Write out all the lines again, precisely as they stand, but without the images.

***** EXERCISE INPUT

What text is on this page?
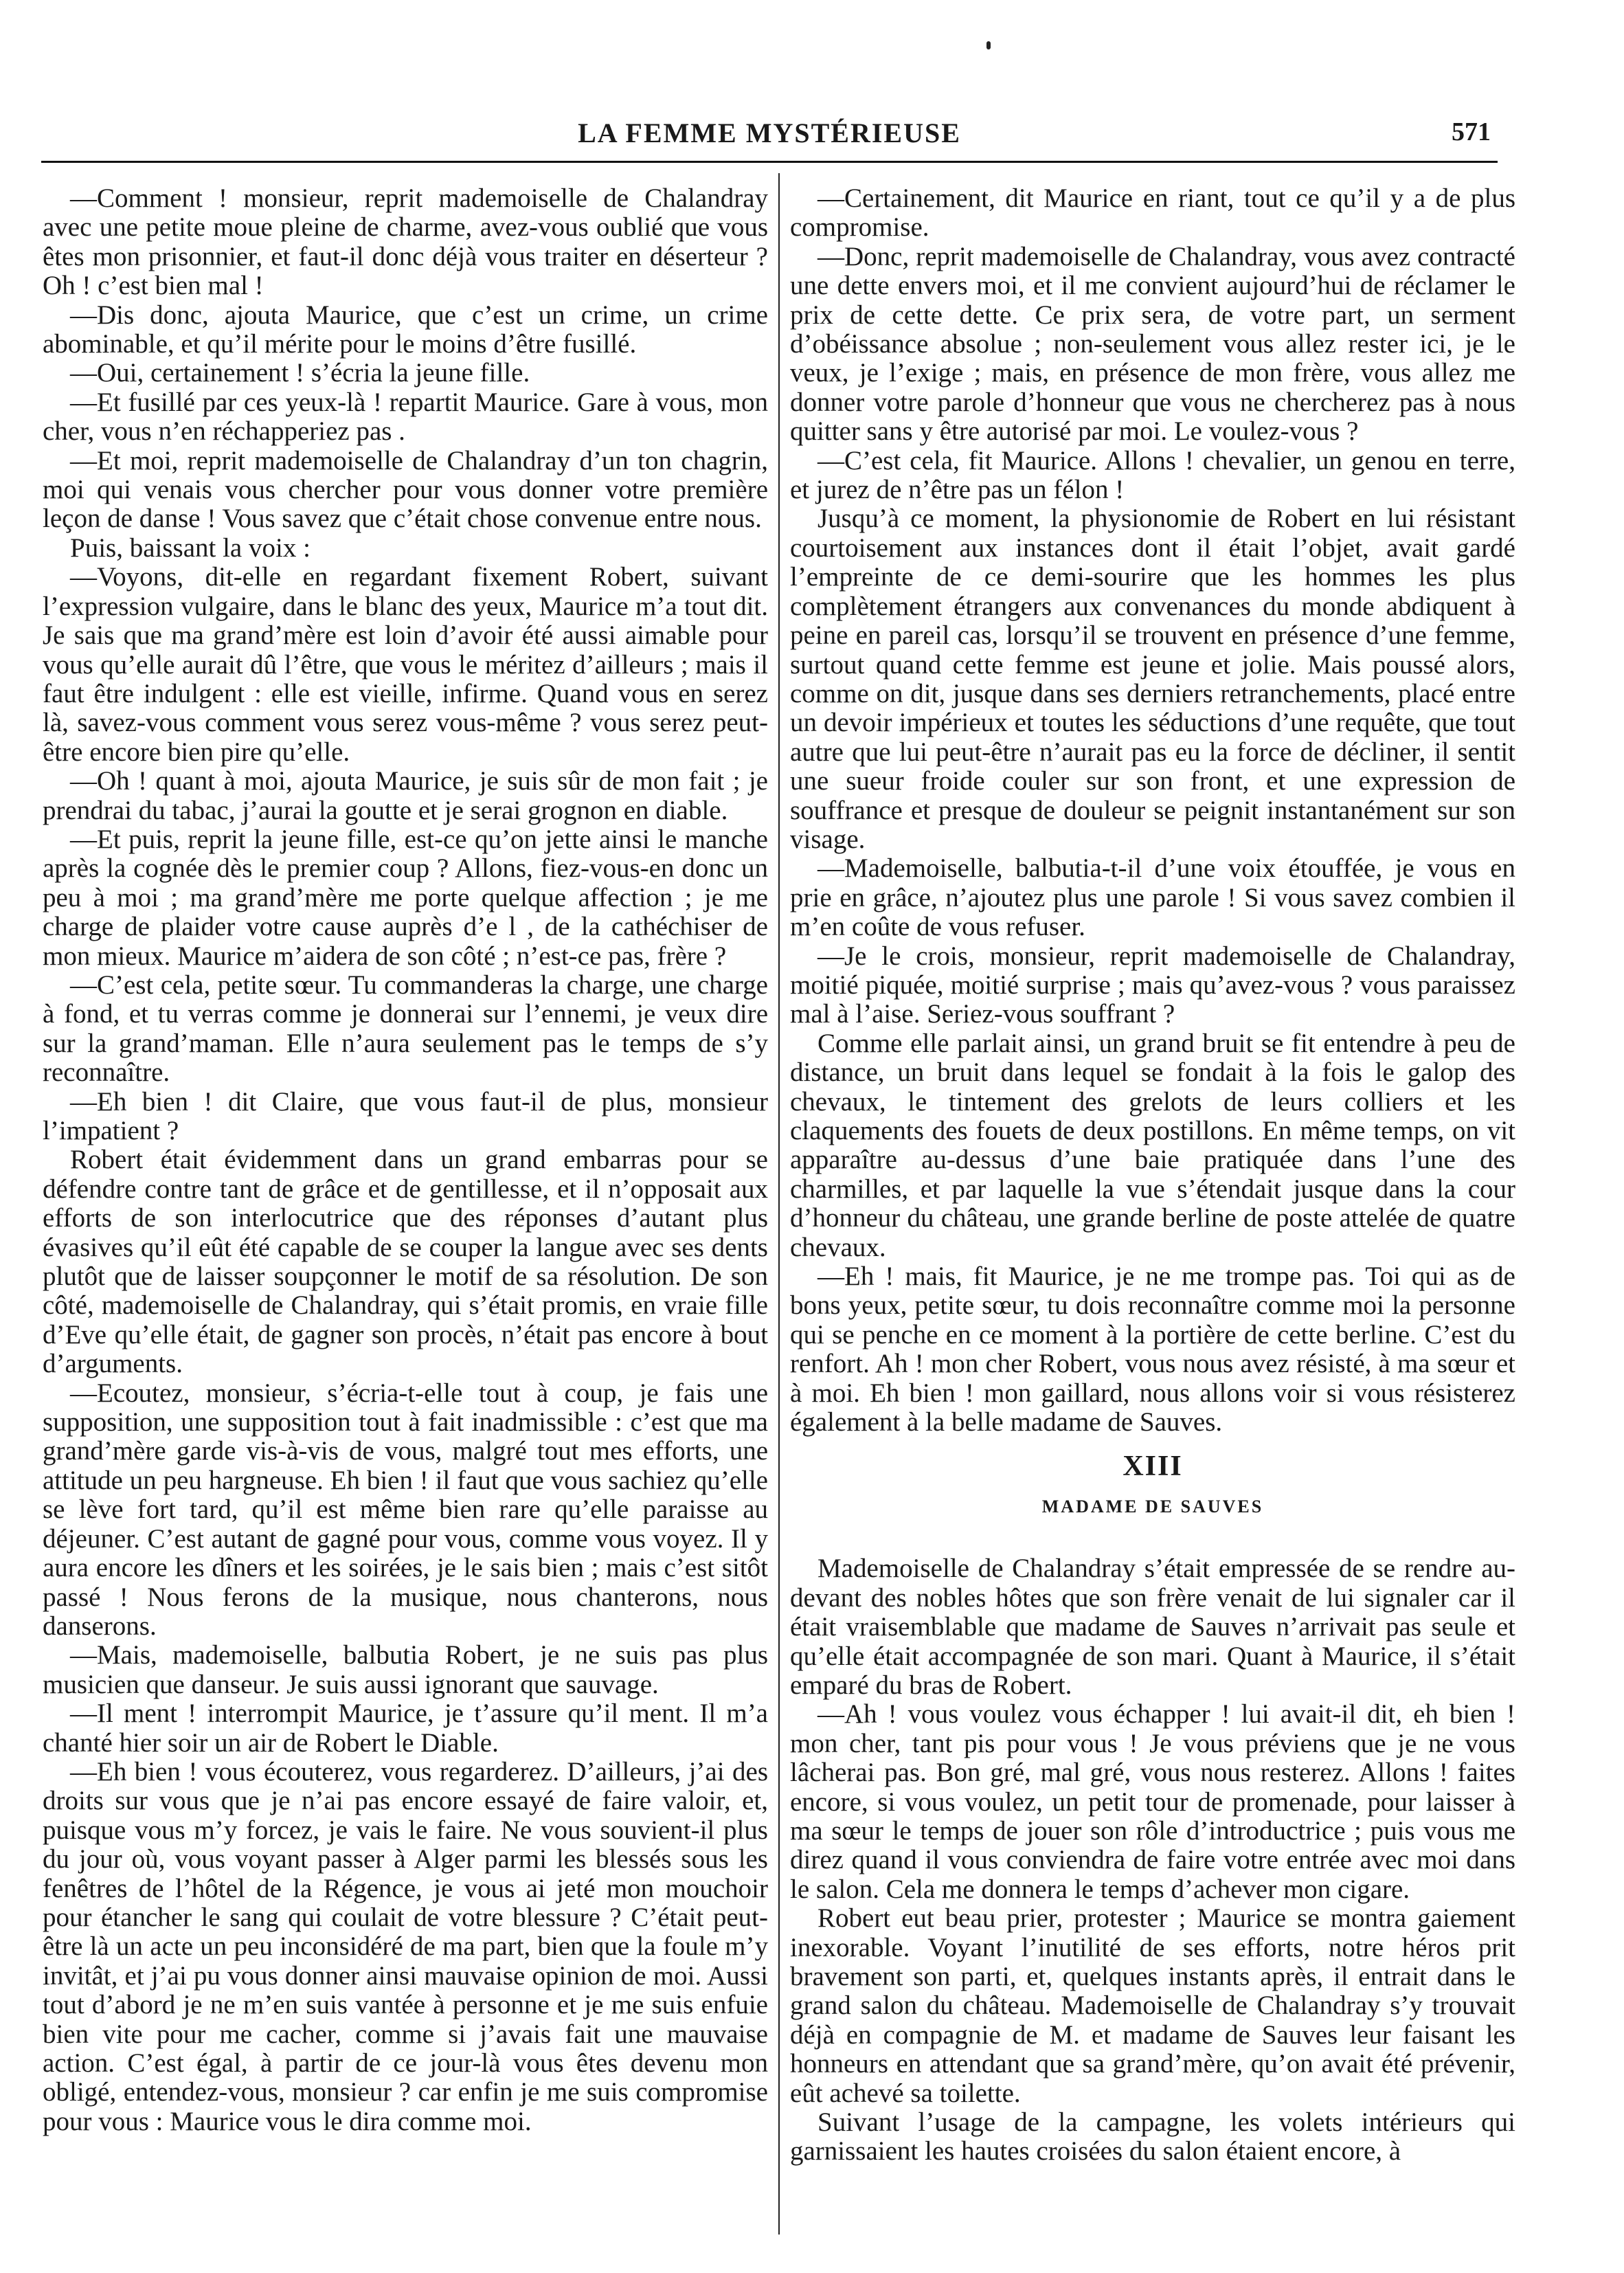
LA FEMME MYSTÉRIEUSE	571

—Comment ! monsieur, reprit mademoiselle de Chalandray avec une petite moue pleine de charme, avez-vous oublié que vous êtes mon prisonnier, et faut-il donc déjà vous traiter en déserteur ? Oh ! c’est bien mal !

—Dis donc, ajouta Maurice, que c’est un crime, un crime abominable, et qu’il mérite pour le moins d’être fusillé.

—Oui, certainement ! s’écria la jeune fille.

—Et fusillé par ces yeux-là ! repartit Maurice. Gare à vous, mon cher, vous n’en réchapperiez pas .

—Et moi, reprit mademoiselle de Chalandray d’un ton chagrin, moi qui venais vous chercher pour vous donner votre première leçon de danse ! Vous savez que c’était chose convenue entre nous.

Puis, baissant la voix :

—Voyons, dit-elle en regardant fixement Robert, suivant l’expression vulgaire, dans le blanc des yeux, Maurice m’a tout dit. Je sais que ma grand’mère est loin d’avoir été aussi aimable pour vous qu’elle aurait dû l’être, que vous le méritez d’ailleurs ; mais il faut être indulgent : elle est vieille, infirme. Quand vous en serez là, savez-vous comment vous serez vous-même ? vous serez peut-être encore bien pire qu’elle.

—Oh ! quant à moi, ajouta Maurice, je suis sûr de mon fait ; je prendrai du tabac, j’aurai la goutte et je serai grognon en diable.

—Et puis, reprit la jeune fille, est-ce qu’on jette ainsi le manche après la cognée dès le premier coup ? Allons, fiez-vous-en donc un peu à moi ; ma grand’mère me porte quelque affection ; je me charge de plaider votre cause auprès d’e l , de la cathéchiser de mon mieux. Maurice m’aidera de son côté ; n’est-ce pas, frère ?

—C’est cela, petite sœur. Tu commanderas la charge, une charge à fond, et tu verras comme je donnerai sur l’ennemi, je veux dire sur la grand’maman. Elle n’aura seulement pas le temps de s’y reconnaître.

—Eh bien ! dit Claire, que vous faut-il de plus, monsieur l’impatient ?

Robert était évidemment dans un grand embarras pour se défendre contre tant de grâce et de gentillesse, et il n’opposait aux efforts de son interlocutrice que des réponses d’autant plus évasives qu’il eût été capable de se couper la langue avec ses dents plutôt que de laisser soupçonner le motif de sa résolution. De son côté, mademoiselle de Chalandray, qui s’était promis, en vraie fille d’Eve qu’elle était, de gagner son procès, n’était pas encore à bout d’arguments.

—Ecoutez, monsieur, s’écria-t-elle tout à coup, je fais une supposition, une supposition tout à fait inadmissible : c’est que ma grand’mère garde vis-à-vis de vous, malgré tout mes efforts, une attitude un peu hargneuse. Eh bien ! il faut que vous sachiez qu’elle se lève fort tard, qu’il est même bien rare qu’elle paraisse au déjeuner. C’est autant de gagné pour vous, comme vous voyez. Il y aura encore les dîners et les soirées, je le sais bien ; mais c’est sitôt passé ! Nous ferons de la musique, nous chanterons, nous danserons.

—Mais, mademoiselle, balbutia Robert, je ne suis pas plus musicien que danseur. Je suis aussi ignorant que sauvage.

—Il ment ! interrompit Maurice, je t’assure qu’il ment. Il m’a chanté hier soir un air de Robert le Diable.

—Eh bien ! vous écouterez, vous regarderez. D’ailleurs, j’ai des droits sur vous que je n’ai pas encore essayé de faire valoir, et, puisque vous m’y forcez, je vais le faire. Ne vous souvient-il plus du jour où, vous voyant passer à Alger parmi les blessés sous les fenêtres de l’hôtel de la Régence, je vous ai jeté mon mouchoir pour étancher le sang qui coulait de votre blessure ? C’était peut-être là un acte un peu inconsidéré de ma part, bien que la foule m’y invitât, et j’ai pu vous donner ainsi mauvaise opinion de moi. Aussi tout d’abord je ne m’en suis vantée à personne et je me suis enfuie bien vite pour me cacher, comme si j’avais fait une mauvaise action. C’est égal, à partir de ce jour-là vous êtes devenu mon obligé, entendez-vous, monsieur ? car enfin je me suis compromise pour vous : Maurice vous le dira comme moi.

—Certainement, dit Maurice en riant, tout ce qu’il y a de plus compromise.

—Donc, reprit mademoiselle de Chalandray, vous avez contracté une dette envers moi, et il me convient aujourd’hui de réclamer le prix de cette dette. Ce prix sera, de votre part, un serment d’obéissance absolue ; non-seulement vous allez rester ici, je le veux, je l’exige ; mais, en présence de mon frère, vous allez me donner votre parole d’honneur que vous ne chercherez pas à nous quitter sans y être autorisé par moi. Le voulez-vous ?

—C’est cela, fit Maurice. Allons ! chevalier, un genou en terre, et jurez de n’être pas un félon !

Jusqu’à ce moment, la physionomie de Robert en lui résistant courtoisement aux instances dont il était l’objet, avait gardé l’empreinte de ce demi-sourire que les hommes les plus complètement étrangers aux convenances du monde abdiquent à peine en pareil cas, lorsqu’il se trouvent en présence d’une femme, surtout quand cette femme est jeune et jolie. Mais poussé alors, comme on dit, jusque dans ses derniers retranchements, placé entre un devoir impérieux et toutes les séductions d’une requête, que tout autre que lui peut-être n’aurait pas eu la force de décliner, il sentit une sueur froide couler sur son front, et une expression de souffrance et presque de douleur se peignit instantanément sur son visage.

—Mademoiselle, balbutia-t-il d’une voix étouffée, je vous en prie en grâce, n’ajoutez plus une parole ! Si vous savez combien il m’en coûte de vous refuser.

—Je le crois, monsieur, reprit mademoiselle de Chalandray, moitié piquée, moitié surprise ; mais qu’avez-vous ? vous paraissez mal à l’aise. Seriez-vous souffrant ?

Comme elle parlait ainsi, un grand bruit se fit entendre à peu de distance, un bruit dans lequel se fondait à la fois le galop des chevaux, le tintement des grelots de leurs colliers et les claquements des fouets de deux postillons. En même temps, on vit apparaître au-dessus d’une baie pratiquée dans l’une des charmilles, et par laquelle la vue s’étendait jusque dans la cour d’honneur du château, une grande berline de poste attelée de quatre chevaux.

—Eh ! mais, fit Maurice, je ne me trompe pas. Toi qui as de bons yeux, petite sœur, tu dois reconnaître comme moi la personne qui se penche en ce moment à la portière de cette berline. C’est du renfort. Ah ! mon cher Robert, vous nous avez résisté, à ma sœur et à moi. Eh bien ! mon gaillard, nous allons voir si vous résisterez également à la belle madame de Sauves.

XIII
MADAME DE SAUVES

Mademoiselle de Chalandray s’était empressée de se rendre au-devant des nobles hôtes que son frère venait de lui signaler car il était vraisemblable que madame de Sauves n’arrivait pas seule et qu’elle était accompagnée de son mari. Quant à Maurice, il s’était emparé du bras de Robert.

—Ah ! vous voulez vous échapper ! lui avait-il dit, eh bien ! mon cher, tant pis pour vous ! Je vous préviens que je ne vous lâcherai pas. Bon gré, mal gré, vous nous resterez. Allons ! faites encore, si vous voulez, un petit tour de promenade, pour laisser à ma sœur le temps de jouer son rôle d’introductrice ; puis vous me direz quand il vous conviendra de faire votre entrée avec moi dans le salon. Cela me donnera le temps d’achever mon cigare.

Robert eut beau prier, protester ; Maurice se montra gaiement inexorable. Voyant l’inutilité de ses efforts, notre héros prit bravement son parti, et, quelques instants après, il entrait dans le grand salon du château. Mademoiselle de Chalandray s’y trouvait déjà en compagnie de M. et madame de Sauves leur faisant les honneurs en attendant que sa grand’mère, qu’on avait été prévenir, eût achevé sa toilette.

Suivant l’usage de la campagne, les volets intérieurs qui garnissaient les hautes croisées du salon étaient encore, à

**********

OUTPUT FOR THIS EXERCISE.
What text is on this page?
LA FEMME MYSTÉRIEUSE	571

—Comment ! monsieur, reprit mademoiselle de Chalandray avec une petite moue pleine de charme, avez-vous oublié que vous êtes mon prisonnier, et faut-il donc déjà vous traiter en déserteur ? Oh ! c’est bien mal !

—Dis donc, ajouta Maurice, que c’est un crime, un crime abominable, et qu’il mérite pour le moins d’être fusillé.

—Oui, certainement ! s’écria la jeune fille.

—Et fusillé par ces yeux-là ! repartit Maurice. Gare à vous, mon cher, vous n’en réchapperiez pas .

—Et moi, reprit mademoiselle de Chalandray d’un ton chagrin, moi qui venais vous chercher pour vous donner votre première leçon de danse ! Vous savez que c’était chose convenue entre nous.

Puis, baissant la voix :

—Voyons, dit-elle en regardant fixement Robert, suivant l’expression vulgaire, dans le blanc des yeux, Maurice m’a tout dit. Je sais que ma grand’mère est loin d’avoir été aussi aimable pour vous qu’elle aurait dû l’être, que vous le méritez d’ailleurs ; mais il faut être indulgent : elle est vieille, infirme. Quand vous en serez là, savez-vous comment vous serez vous-même ? vous serez peut-être encore bien pire qu’elle.

—Oh ! quant à moi, ajouta Maurice, je suis sûr de mon fait ; je prendrai du tabac, j’aurai la goutte et je serai grognon en diable.

—Et puis, reprit la jeune fille, est-ce qu’on jette ainsi le manche après la cognée dès le premier coup ? Allons, fiez-vous-en donc un peu à moi ; ma grand’mère me porte quelque affection ; je me charge de plaider votre cause auprès d’e l , de la cathéchiser de mon mieux. Maurice m’aidera de son côté ; n’est-ce pas, frère ?

—C’est cela, petite sœur. Tu commanderas la charge, une charge à fond, et tu verras comme je donnerai sur l’ennemi, je veux dire sur la grand’maman. Elle n’aura seulement pas le temps de s’y reconnaître.

—Eh bien ! dit Claire, que vous faut-il de plus, monsieur l’impatient ?

Robert était évidemment dans un grand embarras pour se défendre contre tant de grâce et de gentillesse, et il n’opposait aux efforts de son interlocutrice que des réponses d’autant plus évasives qu’il eût été capable de se couper la langue avec ses dents plutôt que de laisser soupçonner le motif de sa résolution. De son côté, mademoiselle de Chalandray, qui s’était promis, en vraie fille d’Eve qu’elle était, de gagner son procès, n’était pas encore à bout d’arguments.

—Ecoutez, monsieur, s’écria-t-elle tout à coup, je fais une supposition, une supposition tout à fait inadmissible : c’est que ma grand’mère garde vis-à-vis de vous, malgré tout mes efforts, une attitude un peu hargneuse. Eh bien ! il faut que vous sachiez qu’elle se lève fort tard, qu’il est même bien rare qu’elle paraisse au déjeuner. C’est autant de gagné pour vous, comme vous voyez. Il y aura encore les dîners et les soirées, je le sais bien ; mais c’est sitôt passé ! Nous ferons de la musique, nous chanterons, nous danserons.

—Mais, mademoiselle, balbutia Robert, je ne suis pas plus musicien que danseur. Je suis aussi ignorant que sauvage.

—Il ment ! interrompit Maurice, je t’assure qu’il ment. Il m’a chanté hier soir un air de Robert le Diable.

—Eh bien ! vous écouterez, vous regarderez. D’ailleurs, j’ai des droits sur vous que je n’ai pas encore essayé de faire valoir, et, puisque vous m’y forcez, je vais le faire. Ne vous souvient-il plus du jour où, vous voyant passer à Alger parmi les blessés sous les fenêtres de l’hôtel de la Régence, je vous ai jeté mon mouchoir pour étancher le sang qui coulait de votre blessure ? C’était peut-être là un acte un peu inconsidéré de ma part, bien que la foule m’y invitât, et j’ai pu vous donner ainsi mauvaise opinion de moi. Aussi tout d’abord je ne m’en suis vantée à personne et je me suis enfuie bien vite pour me cacher, comme si j’avais fait une mauvaise action. C’est égal, à partir de ce jour-là vous êtes devenu mon obligé, entendez-vous, monsieur ? car enfin je me suis compromise pour vous : Maurice vous le dira comme moi.

—Certainement, dit Maurice en riant, tout ce qu’il y a de plus compromise.

—Donc, reprit mademoiselle de Chalandray, vous avez contracté une dette envers moi, et il me convient aujourd’hui de réclamer le prix de cette dette. Ce prix sera, de votre part, un serment d’obéissance absolue ; non-seulement vous allez rester ici, je le veux, je l’exige ; mais, en présence de mon frère, vous allez me donner votre parole d’honneur que vous ne chercherez pas à nous quitter sans y être autorisé par moi. Le voulez-vous ?

—C’est cela, fit Maurice. Allons ! chevalier, un genou en terre, et jurez de n’être pas un félon !

Jusqu’à ce moment, la physionomie de Robert en lui résistant courtoisement aux instances dont il était l’objet, avait gardé l’empreinte de ce demi-sourire que les hommes les plus complètement étrangers aux convenances du monde abdiquent à peine en pareil cas, lorsqu’il se trouvent en présence d’une femme, surtout quand cette femme est jeune et jolie. Mais poussé alors, comme on dit, jusque dans ses derniers retranchements, placé entre un devoir impérieux et toutes les séductions d’une requête, que tout autre que lui peut-être n’aurait pas eu la force de décliner, il sentit une sueur froide couler sur son front, et une expression de souffrance et presque de douleur se peignit instantanément sur son visage.

—Mademoiselle, balbutia-t-il d’une voix étouffée, je vous en prie en grâce, n’ajoutez plus une parole ! Si vous savez combien il m’en coûte de vous refuser.

—Je le crois, monsieur, reprit mademoiselle de Chalandray, moitié piquée, moitié surprise ; mais qu’avez-vous ? vous paraissez mal à l’aise. Seriez-vous souffrant ?

Comme elle parlait ainsi, un grand bruit se fit entendre à peu de distance, un bruit dans lequel se fondait à la fois le galop des chevaux, le tintement des grelots de leurs colliers et les claquements des fouets de deux postillons. En même temps, on vit apparaître au-dessus d’une baie pratiquée dans l’une des charmilles, et par laquelle la vue s’étendait jusque dans la cour d’honneur du château, une grande berline de poste attelée de quatre chevaux.

—Eh ! mais, fit Maurice, je ne me trompe pas. Toi qui as de bons yeux, petite sœur, tu dois reconnaître comme moi la personne qui se penche en ce moment à la portière de cette berline. C’est du renfort. Ah ! mon cher Robert, vous nous avez résisté, à ma sœur et à moi. Eh bien ! mon gaillard, nous allons voir si vous résisterez également à la belle madame de Sauves.

XIII
MADAME DE SAUVES

Mademoiselle de Chalandray s’était empressée de se rendre au-devant des nobles hôtes que son frère venait de lui signaler car il était vraisemblable que madame de Sauves n’arrivait pas seule et qu’elle était accompagnée de son mari. Quant à Maurice, il s’était emparé du bras de Robert.

—Ah ! vous voulez vous échapper ! lui avait-il dit, eh bien ! mon cher, tant pis pour vous ! Je vous préviens que je ne vous lâcherai pas. Bon gré, mal gré, vous nous resterez. Allons ! faites encore, si vous voulez, un petit tour de promenade, pour laisser à ma sœur le temps de jouer son rôle d’introductrice ; puis vous me direz quand il vous conviendra de faire votre entrée avec moi dans le salon. Cela me donnera le temps d’achever mon cigare.

Robert eut beau prier, protester ; Maurice se montra gaiement inexorable. Voyant l’inutilité de ses efforts, notre héros prit bravement son parti, et, quelques instants après, il entrait dans le grand salon du château. Mademoiselle de Chalandray s’y trouvait déjà en compagnie de M. et madame de Sauves leur faisant les honneurs en attendant que sa grand’mère, qu’on avait été prévenir, eût achevé sa toilette.

Suivant l’usage de la campagne, les volets intérieurs qui garnissaient les hautes croisées du salon étaient encore, à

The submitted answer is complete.